Items from a dataset:
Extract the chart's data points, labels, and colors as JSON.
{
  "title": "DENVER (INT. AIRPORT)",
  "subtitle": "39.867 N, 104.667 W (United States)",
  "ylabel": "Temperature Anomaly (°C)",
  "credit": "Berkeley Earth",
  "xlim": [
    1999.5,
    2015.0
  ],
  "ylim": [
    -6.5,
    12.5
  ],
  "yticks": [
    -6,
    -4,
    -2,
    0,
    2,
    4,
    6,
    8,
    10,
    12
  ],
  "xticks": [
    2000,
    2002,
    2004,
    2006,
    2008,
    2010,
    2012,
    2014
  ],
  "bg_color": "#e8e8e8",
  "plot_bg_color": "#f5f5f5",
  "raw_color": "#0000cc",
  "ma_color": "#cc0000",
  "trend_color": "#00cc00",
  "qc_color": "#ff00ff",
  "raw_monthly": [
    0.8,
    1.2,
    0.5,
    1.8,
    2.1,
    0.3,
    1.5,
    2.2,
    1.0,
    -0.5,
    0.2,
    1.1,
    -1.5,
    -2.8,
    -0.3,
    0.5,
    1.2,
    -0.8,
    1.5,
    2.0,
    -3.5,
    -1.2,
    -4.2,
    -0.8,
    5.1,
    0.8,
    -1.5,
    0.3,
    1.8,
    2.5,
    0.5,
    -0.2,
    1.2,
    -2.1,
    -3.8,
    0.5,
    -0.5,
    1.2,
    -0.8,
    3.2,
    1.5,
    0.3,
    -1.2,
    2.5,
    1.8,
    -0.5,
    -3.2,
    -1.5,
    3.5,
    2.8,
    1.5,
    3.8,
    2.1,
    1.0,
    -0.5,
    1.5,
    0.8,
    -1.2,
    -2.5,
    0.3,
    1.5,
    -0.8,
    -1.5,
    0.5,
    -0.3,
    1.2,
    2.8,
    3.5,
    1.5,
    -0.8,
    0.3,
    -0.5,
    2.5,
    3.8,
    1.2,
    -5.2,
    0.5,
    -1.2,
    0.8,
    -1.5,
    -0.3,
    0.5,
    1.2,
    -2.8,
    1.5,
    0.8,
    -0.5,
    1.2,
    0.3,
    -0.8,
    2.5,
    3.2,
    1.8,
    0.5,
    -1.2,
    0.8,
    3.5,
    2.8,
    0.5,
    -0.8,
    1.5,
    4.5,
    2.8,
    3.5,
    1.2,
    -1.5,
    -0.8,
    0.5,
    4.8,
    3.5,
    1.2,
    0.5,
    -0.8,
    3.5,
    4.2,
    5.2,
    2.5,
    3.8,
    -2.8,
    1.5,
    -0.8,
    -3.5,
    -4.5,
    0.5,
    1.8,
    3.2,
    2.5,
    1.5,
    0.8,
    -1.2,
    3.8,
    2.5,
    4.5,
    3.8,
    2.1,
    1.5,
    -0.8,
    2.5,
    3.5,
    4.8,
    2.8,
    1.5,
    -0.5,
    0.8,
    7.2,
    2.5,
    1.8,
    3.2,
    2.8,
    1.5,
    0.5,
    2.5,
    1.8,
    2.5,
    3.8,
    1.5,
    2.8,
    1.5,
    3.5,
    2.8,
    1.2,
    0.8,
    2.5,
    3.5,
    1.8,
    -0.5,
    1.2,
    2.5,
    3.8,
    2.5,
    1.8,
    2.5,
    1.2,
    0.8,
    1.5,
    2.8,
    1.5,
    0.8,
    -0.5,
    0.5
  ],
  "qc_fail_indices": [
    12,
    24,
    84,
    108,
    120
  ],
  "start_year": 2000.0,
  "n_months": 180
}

Short exercise: Quote the material exactly, leaving nothing out.

Answer below:
Extract the chart's data points, labels, and colors as JSON.
{
  "title": "DENVER (INT. AIRPORT)",
  "subtitle": "39.867 N, 104.667 W (United States)",
  "ylabel": "Temperature Anomaly (°C)",
  "credit": "Berkeley Earth",
  "xlim": [
    1999.5,
    2015.0
  ],
  "ylim": [
    -6.5,
    12.5
  ],
  "yticks": [
    -6,
    -4,
    -2,
    0,
    2,
    4,
    6,
    8,
    10,
    12
  ],
  "xticks": [
    2000,
    2002,
    2004,
    2006,
    2008,
    2010,
    2012,
    2014
  ],
  "bg_color": "#e8e8e8",
  "plot_bg_color": "#f5f5f5",
  "raw_color": "#0000cc",
  "ma_color": "#cc0000",
  "trend_color": "#00cc00",
  "qc_color": "#ff00ff",
  "raw_monthly": [
    0.8,
    1.2,
    0.5,
    1.8,
    2.1,
    0.3,
    1.5,
    2.2,
    1.0,
    -0.5,
    0.2,
    1.1,
    -1.5,
    -2.8,
    -0.3,
    0.5,
    1.2,
    -0.8,
    1.5,
    2.0,
    -3.5,
    -1.2,
    -4.2,
    -0.8,
    5.1,
    0.8,
    -1.5,
    0.3,
    1.8,
    2.5,
    0.5,
    -0.2,
    1.2,
    -2.1,
    -3.8,
    0.5,
    -0.5,
    1.2,
    -0.8,
    3.2,
    1.5,
    0.3,
    -1.2,
    2.5,
    1.8,
    -0.5,
    -3.2,
    -1.5,
    3.5,
    2.8,
    1.5,
    3.8,
    2.1,
    1.0,
    -0.5,
    1.5,
    0.8,
    -1.2,
    -2.5,
    0.3,
    1.5,
    -0.8,
    -1.5,
    0.5,
    -0.3,
    1.2,
    2.8,
    3.5,
    1.5,
    -0.8,
    0.3,
    -0.5,
    2.5,
    3.8,
    1.2,
    -5.2,
    0.5,
    -1.2,
    0.8,
    -1.5,
    -0.3,
    0.5,
    1.2,
    -2.8,
    1.5,
    0.8,
    -0.5,
    1.2,
    0.3,
    -0.8,
    2.5,
    3.2,
    1.8,
    0.5,
    -1.2,
    0.8,
    3.5,
    2.8,
    0.5,
    -0.8,
    1.5,
    4.5,
    2.8,
    3.5,
    1.2,
    -1.5,
    -0.8,
    0.5,
    4.8,
    3.5,
    1.2,
    0.5,
    -0.8,
    3.5,
    4.2,
    5.2,
    2.5,
    3.8,
    -2.8,
    1.5,
    -0.8,
    -3.5,
    -4.5,
    0.5,
    1.8,
    3.2,
    2.5,
    1.5,
    0.8,
    -1.2,
    3.8,
    2.5,
    4.5,
    3.8,
    2.1,
    1.5,
    -0.8,
    2.5,
    3.5,
    4.8,
    2.8,
    1.5,
    -0.5,
    0.8,
    7.2,
    2.5,
    1.8,
    3.2,
    2.8,
    1.5,
    0.5,
    2.5,
    1.8,
    2.5,
    3.8,
    1.5,
    2.8,
    1.5,
    3.5,
    2.8,
    1.2,
    0.8,
    2.5,
    3.5,
    1.8,
    -0.5,
    1.2,
    2.5,
    3.8,
    2.5,
    1.8,
    2.5,
    1.2,
    0.8,
    1.5,
    2.8,
    1.5,
    0.8,
    -0.5,
    0.5
  ],
  "qc_fail_indices": [
    12,
    24,
    84,
    108,
    120
  ],
  "start_year": 2000.0,
  "n_months": 180
}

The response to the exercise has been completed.